- **WORK TO BE COMPLETED**: Reproduce the listing below in full, substituting "marker" for every occurrence of "data-point" and leaving everything else unchanged.

- **DATASET**:

================================

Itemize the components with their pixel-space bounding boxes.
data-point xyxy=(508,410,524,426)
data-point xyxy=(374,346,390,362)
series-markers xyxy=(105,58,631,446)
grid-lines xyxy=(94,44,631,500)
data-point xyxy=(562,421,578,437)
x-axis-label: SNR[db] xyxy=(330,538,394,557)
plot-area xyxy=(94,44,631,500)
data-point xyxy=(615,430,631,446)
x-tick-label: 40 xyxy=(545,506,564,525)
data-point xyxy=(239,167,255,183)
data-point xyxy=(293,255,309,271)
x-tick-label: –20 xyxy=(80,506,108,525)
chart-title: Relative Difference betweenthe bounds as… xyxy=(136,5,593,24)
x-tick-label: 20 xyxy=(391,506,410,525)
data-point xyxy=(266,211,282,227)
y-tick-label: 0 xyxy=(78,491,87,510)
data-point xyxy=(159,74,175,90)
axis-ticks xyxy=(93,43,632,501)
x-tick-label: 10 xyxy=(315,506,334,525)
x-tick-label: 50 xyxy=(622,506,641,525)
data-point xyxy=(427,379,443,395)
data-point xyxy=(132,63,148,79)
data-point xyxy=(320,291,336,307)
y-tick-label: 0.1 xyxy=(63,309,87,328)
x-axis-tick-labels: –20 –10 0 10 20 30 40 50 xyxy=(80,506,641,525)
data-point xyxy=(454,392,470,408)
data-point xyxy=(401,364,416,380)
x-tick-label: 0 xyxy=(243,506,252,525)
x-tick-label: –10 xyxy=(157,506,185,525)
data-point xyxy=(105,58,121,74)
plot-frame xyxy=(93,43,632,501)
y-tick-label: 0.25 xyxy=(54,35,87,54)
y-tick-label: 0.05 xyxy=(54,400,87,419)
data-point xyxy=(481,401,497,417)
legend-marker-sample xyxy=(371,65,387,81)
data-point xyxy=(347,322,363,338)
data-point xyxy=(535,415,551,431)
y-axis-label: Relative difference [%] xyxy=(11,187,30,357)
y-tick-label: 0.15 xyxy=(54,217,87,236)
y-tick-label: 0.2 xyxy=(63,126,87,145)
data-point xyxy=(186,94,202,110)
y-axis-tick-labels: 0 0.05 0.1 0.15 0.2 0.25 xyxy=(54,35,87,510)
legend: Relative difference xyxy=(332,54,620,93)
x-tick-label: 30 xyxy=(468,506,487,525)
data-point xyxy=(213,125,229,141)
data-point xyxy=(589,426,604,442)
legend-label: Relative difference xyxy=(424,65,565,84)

================================

- **CORRECT RESPONSE**:
Itemize the components with their pixel-space bounding boxes.
marker xyxy=(508,410,524,426)
marker xyxy=(374,346,390,362)
series-markers xyxy=(105,58,631,446)
grid-lines xyxy=(94,44,631,500)
marker xyxy=(562,421,578,437)
x-axis-label: SNR[db] xyxy=(330,538,394,557)
plot-area xyxy=(94,44,631,500)
marker xyxy=(615,430,631,446)
x-tick-label: 40 xyxy=(545,506,564,525)
marker xyxy=(239,167,255,183)
marker xyxy=(293,255,309,271)
x-tick-label: –20 xyxy=(80,506,108,525)
chart-title: Relative Difference betweenthe bounds as… xyxy=(136,5,593,24)
x-tick-label: 20 xyxy=(391,506,410,525)
marker xyxy=(266,211,282,227)
y-tick-label: 0 xyxy=(78,491,87,510)
marker xyxy=(159,74,175,90)
axis-ticks xyxy=(93,43,632,501)
x-tick-label: 10 xyxy=(315,506,334,525)
x-tick-label: 50 xyxy=(622,506,641,525)
marker xyxy=(427,379,443,395)
marker xyxy=(132,63,148,79)
marker xyxy=(320,291,336,307)
y-tick-label: 0.1 xyxy=(63,309,87,328)
x-axis-tick-labels: –20 –10 0 10 20 30 40 50 xyxy=(80,506,641,525)
marker xyxy=(454,392,470,408)
marker xyxy=(401,364,416,380)
x-tick-label: 0 xyxy=(243,506,252,525)
x-tick-label: –10 xyxy=(157,506,185,525)
marker xyxy=(105,58,121,74)
plot-frame xyxy=(93,43,632,501)
y-tick-label: 0.25 xyxy=(54,35,87,54)
y-tick-label: 0.05 xyxy=(54,400,87,419)
marker xyxy=(481,401,497,417)
legend-marker-sample xyxy=(371,65,387,81)
marker xyxy=(347,322,363,338)
marker xyxy=(535,415,551,431)
y-axis-label: Relative difference [%] xyxy=(11,187,30,357)
y-tick-label: 0.15 xyxy=(54,217,87,236)
y-tick-label: 0.2 xyxy=(63,126,87,145)
marker xyxy=(186,94,202,110)
y-axis-tick-labels: 0 0.05 0.1 0.15 0.2 0.25 xyxy=(54,35,87,510)
legend: Relative difference xyxy=(332,54,620,93)
x-tick-label: 30 xyxy=(468,506,487,525)
marker xyxy=(213,125,229,141)
marker xyxy=(589,426,604,442)
legend-label: Relative difference xyxy=(424,65,565,84)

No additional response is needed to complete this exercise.